Avoiding Fallout from Internal Storms
Experts weigh in on strategies for avoiding the most common mistakes made by HOA Boards.
By Selena Chavis
When condominium homeowner associations (HOA) think of storm readiness, most immediately think of strategies for hurricane preparedness and securing the physical and external elements of buildings and units. But, it’s the internal storms that can develop when mistakes are made, important areas are overlooked or decisions are not executed well that have far greater potential to leave disaster and chaos in their wake.
Experts offer tips on how to avoid some of the most common mistakes made by HOAs and how to avoid facing the aftermath of the destruction they can leave behind.
- Communicate, communicate, communicate. It’s typically the number one complaint heard by an association board—members feel like they are simply not getting enough communication or their voice is not heard. “One of the most important things to ensure that condo associations govern fairly is to make sure they have open lines of communication, “said Suzanne Blankenship, an attorney with Coastal Association Law Group in Pensacola who specializes in community association and condominium law. “The law errs on the side of openness.”Meetings should always be open, agendas should always be provided in advance, and members should have the ability to voice their concerns, she added.
Daniel Craven, an attorney based in Gulf Shores, noted that there are many avenues now available to HOAs to communicate with members, leaving no room for excuse. “I do think in this information age that boards are doing and can do a better job with communication.”
- Become well-versed on your governing documents. While the concept of following your own rules may seem like a “no brainer,” one of the pitfalls many HOAs make is moving forward without a clear understanding of what the rules are that govern their actions.“Something may seem like a good idea…if you were your own small business, certain steps and actions would seem easy to do,” Blankenship said, warning that taking action that would otherwise “make sense” is not always that easy within the legal parameters of a condo association. “If you are a condo association, you have to follow your own rules and the law. To follow your own instincts without making sure you are following your own documents and the law is a dangerous proposition for boards.”
Craven noted that he sees this problem occur more with small boards where the same people may have been entrenched for years. “They ignore their own condo documents because they have always done it ‘that way’” he pointed out. “Then someone new comes in with outside experience and realizes no one knows the rules or follows the rules. This creates problems.”

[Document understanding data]
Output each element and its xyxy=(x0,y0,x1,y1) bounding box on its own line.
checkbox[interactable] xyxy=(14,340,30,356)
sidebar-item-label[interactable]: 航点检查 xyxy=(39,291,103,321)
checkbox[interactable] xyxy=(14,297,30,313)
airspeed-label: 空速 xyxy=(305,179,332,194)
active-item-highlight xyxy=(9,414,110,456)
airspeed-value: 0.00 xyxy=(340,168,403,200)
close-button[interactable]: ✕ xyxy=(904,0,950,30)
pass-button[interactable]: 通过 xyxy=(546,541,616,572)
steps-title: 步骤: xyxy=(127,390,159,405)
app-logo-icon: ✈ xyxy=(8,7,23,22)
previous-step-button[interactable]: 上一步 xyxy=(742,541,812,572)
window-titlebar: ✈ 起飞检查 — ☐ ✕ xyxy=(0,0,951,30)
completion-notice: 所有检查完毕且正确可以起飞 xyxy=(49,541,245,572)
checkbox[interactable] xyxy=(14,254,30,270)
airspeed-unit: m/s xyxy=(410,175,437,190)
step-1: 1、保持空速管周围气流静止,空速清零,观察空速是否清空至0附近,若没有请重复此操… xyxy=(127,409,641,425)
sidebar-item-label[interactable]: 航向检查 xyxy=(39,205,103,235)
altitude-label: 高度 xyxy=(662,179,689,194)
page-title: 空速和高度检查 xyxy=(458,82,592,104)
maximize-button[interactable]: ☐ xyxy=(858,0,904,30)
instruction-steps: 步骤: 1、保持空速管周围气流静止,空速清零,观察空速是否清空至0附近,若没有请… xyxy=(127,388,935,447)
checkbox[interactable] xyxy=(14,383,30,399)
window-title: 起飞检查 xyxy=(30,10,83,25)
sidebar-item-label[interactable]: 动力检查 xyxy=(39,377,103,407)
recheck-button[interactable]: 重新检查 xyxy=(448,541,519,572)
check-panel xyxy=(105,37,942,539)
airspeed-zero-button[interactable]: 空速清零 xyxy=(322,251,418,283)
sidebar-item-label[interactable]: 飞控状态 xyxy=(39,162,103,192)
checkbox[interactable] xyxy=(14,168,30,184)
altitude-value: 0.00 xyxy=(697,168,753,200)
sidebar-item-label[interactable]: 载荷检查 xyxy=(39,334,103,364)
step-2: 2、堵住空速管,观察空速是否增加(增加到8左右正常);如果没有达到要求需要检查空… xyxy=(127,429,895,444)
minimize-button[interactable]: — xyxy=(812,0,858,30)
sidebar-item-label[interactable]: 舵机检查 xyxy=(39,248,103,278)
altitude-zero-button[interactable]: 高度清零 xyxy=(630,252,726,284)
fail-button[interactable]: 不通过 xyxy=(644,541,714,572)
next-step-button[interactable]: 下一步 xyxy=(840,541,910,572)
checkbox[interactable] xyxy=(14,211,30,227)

PROBLEMS TO WORK ON:
a – Using the article on HOA board mistakes, decide whether each statement agrees with it: (i) Suzanne Blankenship works as an attorney in Pensacola; (ii) Daniel Craven sees boards ignore their own documents more often on large boards; (iii) Blankenship said agendas should be handed out before meetings. For each, answer yes or no and quote the words from the article that settle it.
b – Carry on the article on HOA board mistakes from its last sentence, in the same style.

TASK-BY-TASK RESULTS:
a –
(i) Yes: "an attorney with Coastal Association Law Group in Pensacola"
(ii) No: "he sees this problem occur more with small boards"
(iii) Yes: "agendas should always be provided in advance"

b –
Because how you interpret the documents matters greatly from a legal perspective, Craven emphasized the importance of seeking legal counsel. “The declaration may say one thing, but the articles may say another,” he said. “Most people don’t know that if there is conflict the statute has the highest authority.”
- Follow legal guidelines for meetings. In the state of Florida, if a quorum of board members is present, then the gathering is classified as a meeting, said Blankenship.Often, board members will get together to “discuss” various topics, but if three or four members of a board represents a quorum, they need to be following the rules from a legal perspective, emphasized Blankenship. “You have to be careful about meeting just to discuss things,” she said. “If a gathering constitutes a meeting, it needs to be open to membership.”Blankenship pointed to problems that surfaced with a number of boards along the Gulf Coast in the aftermath of Hurricane Ivan. Associations felt they needed to act quickly, and often “meetings” were held and decisions made without getting input from the full membership.
- Be careful who you hire.When making the choice to hire staff or a vendor, sometimes the best option may seemingly come from within the membership or the board. Experts caution about moving in this direction, though. “I tell them ‘if you want money, then get off the board,’” Craven asserted. “That’s a major conflict of interest and creates distrust among the owners.”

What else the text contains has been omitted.